**Instructions for the task:**
Set down, word for word, the stretch of lines from the one containing "Read all visible" to the end of the records below.

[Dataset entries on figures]
============
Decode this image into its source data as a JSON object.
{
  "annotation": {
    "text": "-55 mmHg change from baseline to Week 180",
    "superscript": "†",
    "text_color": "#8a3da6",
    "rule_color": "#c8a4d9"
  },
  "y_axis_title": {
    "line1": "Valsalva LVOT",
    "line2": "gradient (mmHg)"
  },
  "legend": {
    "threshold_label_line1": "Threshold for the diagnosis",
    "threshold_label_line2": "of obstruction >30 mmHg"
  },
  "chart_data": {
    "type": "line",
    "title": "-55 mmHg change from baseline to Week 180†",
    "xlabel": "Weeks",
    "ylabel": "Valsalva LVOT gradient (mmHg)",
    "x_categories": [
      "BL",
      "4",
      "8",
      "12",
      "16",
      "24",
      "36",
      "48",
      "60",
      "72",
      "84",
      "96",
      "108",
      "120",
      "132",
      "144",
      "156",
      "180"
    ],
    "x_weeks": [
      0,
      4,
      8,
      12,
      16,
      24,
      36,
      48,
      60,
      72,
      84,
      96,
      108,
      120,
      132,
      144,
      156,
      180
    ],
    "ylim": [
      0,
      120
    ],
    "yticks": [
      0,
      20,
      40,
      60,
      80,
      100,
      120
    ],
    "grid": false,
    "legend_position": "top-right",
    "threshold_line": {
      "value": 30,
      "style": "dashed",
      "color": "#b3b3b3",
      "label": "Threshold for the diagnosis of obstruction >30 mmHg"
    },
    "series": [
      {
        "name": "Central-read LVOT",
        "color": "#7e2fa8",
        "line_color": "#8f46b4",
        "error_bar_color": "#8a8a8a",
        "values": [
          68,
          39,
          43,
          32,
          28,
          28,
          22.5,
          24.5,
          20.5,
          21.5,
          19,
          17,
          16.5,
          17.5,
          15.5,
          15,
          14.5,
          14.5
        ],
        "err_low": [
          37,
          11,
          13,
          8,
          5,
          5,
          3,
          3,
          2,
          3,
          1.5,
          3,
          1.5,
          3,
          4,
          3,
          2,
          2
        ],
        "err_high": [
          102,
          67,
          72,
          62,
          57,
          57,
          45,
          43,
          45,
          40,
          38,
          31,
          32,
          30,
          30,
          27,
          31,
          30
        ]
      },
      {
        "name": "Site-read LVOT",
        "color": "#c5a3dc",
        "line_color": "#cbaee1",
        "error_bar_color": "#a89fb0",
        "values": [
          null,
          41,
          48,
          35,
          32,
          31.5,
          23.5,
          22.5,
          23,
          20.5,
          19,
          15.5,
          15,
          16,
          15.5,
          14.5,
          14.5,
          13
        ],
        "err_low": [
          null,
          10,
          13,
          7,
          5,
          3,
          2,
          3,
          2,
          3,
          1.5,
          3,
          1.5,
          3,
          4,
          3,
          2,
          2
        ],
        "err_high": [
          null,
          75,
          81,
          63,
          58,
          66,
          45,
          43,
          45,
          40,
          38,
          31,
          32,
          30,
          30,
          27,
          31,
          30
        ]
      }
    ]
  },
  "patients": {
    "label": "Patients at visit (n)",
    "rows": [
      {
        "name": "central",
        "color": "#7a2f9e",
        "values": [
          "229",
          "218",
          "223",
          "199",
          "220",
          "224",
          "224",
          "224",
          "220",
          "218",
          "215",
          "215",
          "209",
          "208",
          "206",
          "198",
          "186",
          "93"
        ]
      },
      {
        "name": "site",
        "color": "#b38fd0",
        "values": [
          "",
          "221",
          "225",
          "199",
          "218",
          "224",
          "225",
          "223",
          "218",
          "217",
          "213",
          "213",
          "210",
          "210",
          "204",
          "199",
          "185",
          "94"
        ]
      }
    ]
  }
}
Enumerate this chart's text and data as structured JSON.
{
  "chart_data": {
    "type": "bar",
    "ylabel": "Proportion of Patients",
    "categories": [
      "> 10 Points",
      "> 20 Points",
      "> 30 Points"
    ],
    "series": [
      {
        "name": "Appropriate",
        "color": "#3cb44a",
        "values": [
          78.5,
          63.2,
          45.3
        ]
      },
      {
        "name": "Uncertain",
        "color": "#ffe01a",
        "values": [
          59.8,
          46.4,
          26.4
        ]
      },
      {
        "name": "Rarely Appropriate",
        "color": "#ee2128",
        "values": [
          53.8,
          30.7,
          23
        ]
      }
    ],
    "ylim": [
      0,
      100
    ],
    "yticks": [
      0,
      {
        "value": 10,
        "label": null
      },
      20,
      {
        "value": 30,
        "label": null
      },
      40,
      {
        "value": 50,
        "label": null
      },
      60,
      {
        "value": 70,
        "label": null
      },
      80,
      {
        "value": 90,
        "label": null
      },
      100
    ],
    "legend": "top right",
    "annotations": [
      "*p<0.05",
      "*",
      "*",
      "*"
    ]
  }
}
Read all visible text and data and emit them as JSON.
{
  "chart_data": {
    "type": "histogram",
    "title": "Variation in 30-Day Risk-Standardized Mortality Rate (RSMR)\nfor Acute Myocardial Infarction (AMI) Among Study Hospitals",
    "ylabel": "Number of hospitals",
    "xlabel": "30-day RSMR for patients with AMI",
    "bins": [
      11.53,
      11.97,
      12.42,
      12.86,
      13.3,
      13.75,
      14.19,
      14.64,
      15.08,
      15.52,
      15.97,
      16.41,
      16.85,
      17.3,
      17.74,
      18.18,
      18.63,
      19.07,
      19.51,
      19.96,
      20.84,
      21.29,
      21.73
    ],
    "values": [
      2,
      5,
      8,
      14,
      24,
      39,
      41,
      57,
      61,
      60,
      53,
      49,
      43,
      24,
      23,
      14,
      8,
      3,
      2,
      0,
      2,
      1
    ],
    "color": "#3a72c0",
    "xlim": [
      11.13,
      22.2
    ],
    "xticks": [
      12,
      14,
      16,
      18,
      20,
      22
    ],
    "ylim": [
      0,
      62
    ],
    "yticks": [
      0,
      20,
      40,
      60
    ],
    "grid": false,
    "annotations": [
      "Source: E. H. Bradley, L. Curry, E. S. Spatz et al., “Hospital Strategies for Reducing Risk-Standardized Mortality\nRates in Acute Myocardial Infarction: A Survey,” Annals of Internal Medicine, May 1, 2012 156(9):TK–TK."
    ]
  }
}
============
**Exercise result:**
Read all visible text and data and emit them as JSON.
{
  "chart_data": {
    "type": "histogram",
    "title": "Variation in 30-Day Risk-Standardized Mortality Rate (RSMR)\nfor Acute Myocardial Infarction (AMI) Among Study Hospitals",
    "ylabel": "Number of hospitals",
    "xlabel": "30-day RSMR for patients with AMI",
    "bins": [
      11.53,
      11.97,
      12.42,
      12.86,
      13.3,
      13.75,
      14.19,
      14.64,
      15.08,
      15.52,
      15.97,
      16.41,
      16.85,
      17.3,
      17.74,
      18.18,
      18.63,
      19.07,
      19.51,
      19.96,
      20.84,
      21.29,
      21.73
    ],
    "values": [
      2,
      5,
      8,
      14,
      24,
      39,
      41,
      57,
      61,
      60,
      53,
      49,
      43,
      24,
      23,
      14,
      8,
      3,
      2,
      0,
      2,
      1
    ],
    "color": "#3a72c0",
    "xlim": [
      11.13,
      22.2
    ],
    "xticks": [
      12,
      14,
      16,
      18,
      20,
      22
    ],
    "ylim": [
      0,
      62
    ],
    "yticks": [
      0,
      20,
      40,
      60
    ],
    "grid": false,
    "annotations": [
      "Source: E. H. Bradley, L. Curry, E. S. Spatz et al., “Hospital Strategies for Reducing Risk-Standardized Mortality\nRates in Acute Myocardial Infarction: A Survey,” Annals of Internal Medicine, May 1, 2012 156(9):TK–TK."
    ]
  }
}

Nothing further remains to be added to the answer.